**Given records**
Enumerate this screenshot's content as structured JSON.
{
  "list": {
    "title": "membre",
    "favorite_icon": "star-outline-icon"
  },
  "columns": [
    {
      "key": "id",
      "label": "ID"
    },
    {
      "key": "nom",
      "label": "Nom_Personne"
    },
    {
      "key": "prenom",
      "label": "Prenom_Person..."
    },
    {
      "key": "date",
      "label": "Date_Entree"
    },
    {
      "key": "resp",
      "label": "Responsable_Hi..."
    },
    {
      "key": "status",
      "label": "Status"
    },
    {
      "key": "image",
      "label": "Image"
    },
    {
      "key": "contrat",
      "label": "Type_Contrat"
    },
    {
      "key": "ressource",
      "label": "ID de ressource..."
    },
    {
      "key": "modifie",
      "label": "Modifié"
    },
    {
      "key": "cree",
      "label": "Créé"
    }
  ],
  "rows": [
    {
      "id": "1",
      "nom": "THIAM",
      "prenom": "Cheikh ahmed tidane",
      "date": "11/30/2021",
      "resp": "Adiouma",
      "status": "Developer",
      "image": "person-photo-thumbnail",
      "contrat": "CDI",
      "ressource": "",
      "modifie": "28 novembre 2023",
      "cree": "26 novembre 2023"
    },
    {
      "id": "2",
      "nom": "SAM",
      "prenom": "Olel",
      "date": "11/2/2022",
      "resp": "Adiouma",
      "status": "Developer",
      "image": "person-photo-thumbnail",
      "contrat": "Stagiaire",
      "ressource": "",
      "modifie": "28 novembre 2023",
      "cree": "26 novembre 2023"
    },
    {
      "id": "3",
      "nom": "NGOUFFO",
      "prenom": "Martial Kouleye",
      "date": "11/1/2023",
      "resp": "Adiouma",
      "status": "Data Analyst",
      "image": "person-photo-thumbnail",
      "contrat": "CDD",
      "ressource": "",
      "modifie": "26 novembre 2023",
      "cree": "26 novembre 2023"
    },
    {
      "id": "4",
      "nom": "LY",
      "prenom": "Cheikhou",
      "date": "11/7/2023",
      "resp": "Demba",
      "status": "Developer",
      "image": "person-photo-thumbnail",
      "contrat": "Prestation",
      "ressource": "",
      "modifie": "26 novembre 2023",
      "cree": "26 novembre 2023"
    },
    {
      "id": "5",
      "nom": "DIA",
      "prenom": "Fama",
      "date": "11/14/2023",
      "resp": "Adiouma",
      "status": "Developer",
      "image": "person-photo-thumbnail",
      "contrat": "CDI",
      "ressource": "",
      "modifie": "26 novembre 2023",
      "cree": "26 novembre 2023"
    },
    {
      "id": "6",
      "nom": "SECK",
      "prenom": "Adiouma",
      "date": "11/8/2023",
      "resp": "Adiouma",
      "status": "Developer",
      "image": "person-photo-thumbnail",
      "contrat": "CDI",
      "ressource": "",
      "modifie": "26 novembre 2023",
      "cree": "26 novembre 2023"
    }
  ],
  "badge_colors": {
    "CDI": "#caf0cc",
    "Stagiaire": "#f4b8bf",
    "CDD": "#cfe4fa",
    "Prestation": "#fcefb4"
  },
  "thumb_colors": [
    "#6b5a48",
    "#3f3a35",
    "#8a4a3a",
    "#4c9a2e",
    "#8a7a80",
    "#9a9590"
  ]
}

**Set task**
Exactly reproduce all of the entries above.

**Written solution**
Enumerate this screenshot's content as structured JSON.
{
  "list": {
    "title": "membre",
    "favorite_icon": "star-outline-icon"
  },
  "columns": [
    {
      "key": "id",
      "label": "ID"
    },
    {
      "key": "nom",
      "label": "Nom_Personne"
    },
    {
      "key": "prenom",
      "label": "Prenom_Person..."
    },
    {
      "key": "date",
      "label": "Date_Entree"
    },
    {
      "key": "resp",
      "label": "Responsable_Hi..."
    },
    {
      "key": "status",
      "label": "Status"
    },
    {
      "key": "image",
      "label": "Image"
    },
    {
      "key": "contrat",
      "label": "Type_Contrat"
    },
    {
      "key": "ressource",
      "label": "ID de ressource..."
    },
    {
      "key": "modifie",
      "label": "Modifié"
    },
    {
      "key": "cree",
      "label": "Créé"
    }
  ],
  "rows": [
    {
      "id": "1",
      "nom": "THIAM",
      "prenom": "Cheikh ahmed tidane",
      "date": "11/30/2021",
      "resp": "Adiouma",
      "status": "Developer",
      "image": "person-photo-thumbnail",
      "contrat": "CDI",
      "ressource": "",
      "modifie": "28 novembre 2023",
      "cree": "26 novembre 2023"
    },
    {
      "id": "2",
      "nom": "SAM",
      "prenom": "Olel",
      "date": "11/2/2022",
      "resp": "Adiouma",
      "status": "Developer",
      "image": "person-photo-thumbnail",
      "contrat": "Stagiaire",
      "ressource": "",
      "modifie": "28 novembre 2023",
      "cree": "26 novembre 2023"
    },
    {
      "id": "3",
      "nom": "NGOUFFO",
      "prenom": "Martial Kouleye",
      "date": "11/1/2023",
      "resp": "Adiouma",
      "status": "Data Analyst",
      "image": "person-photo-thumbnail",
      "contrat": "CDD",
      "ressource": "",
      "modifie": "26 novembre 2023",
      "cree": "26 novembre 2023"
    },
    {
      "id": "4",
      "nom": "LY",
      "prenom": "Cheikhou",
      "date": "11/7/2023",
      "resp": "Demba",
      "status": "Developer",
      "image": "person-photo-thumbnail",
      "contrat": "Prestation",
      "ressource": "",
      "modifie": "26 novembre 2023",
      "cree": "26 novembre 2023"
    },
    {
      "id": "5",
      "nom": "DIA",
      "prenom": "Fama",
      "date": "11/14/2023",
      "resp": "Adiouma",
      "status": "Developer",
      "image": "person-photo-thumbnail",
      "contrat": "CDI",
      "ressource": "",
      "modifie": "26 novembre 2023",
      "cree": "26 novembre 2023"
    },
    {
      "id": "6",
      "nom": "SECK",
      "prenom": "Adiouma",
      "date": "11/8/2023",
      "resp": "Adiouma",
      "status": "Developer",
      "image": "person-photo-thumbnail",
      "contrat": "CDI",
      "ressource": "",
      "modifie": "26 novembre 2023",
      "cree": "26 novembre 2023"
    }
  ],
  "badge_colors": {
    "CDI": "#caf0cc",
    "Stagiaire": "#f4b8bf",
    "CDD": "#cfe4fa",
    "Prestation": "#fcefb4"
  },
  "thumb_colors": [
    "#6b5a48",
    "#3f3a35",
    "#8a4a3a",
    "#4c9a2e",
    "#8a7a80",
    "#9a9590"
  ]
}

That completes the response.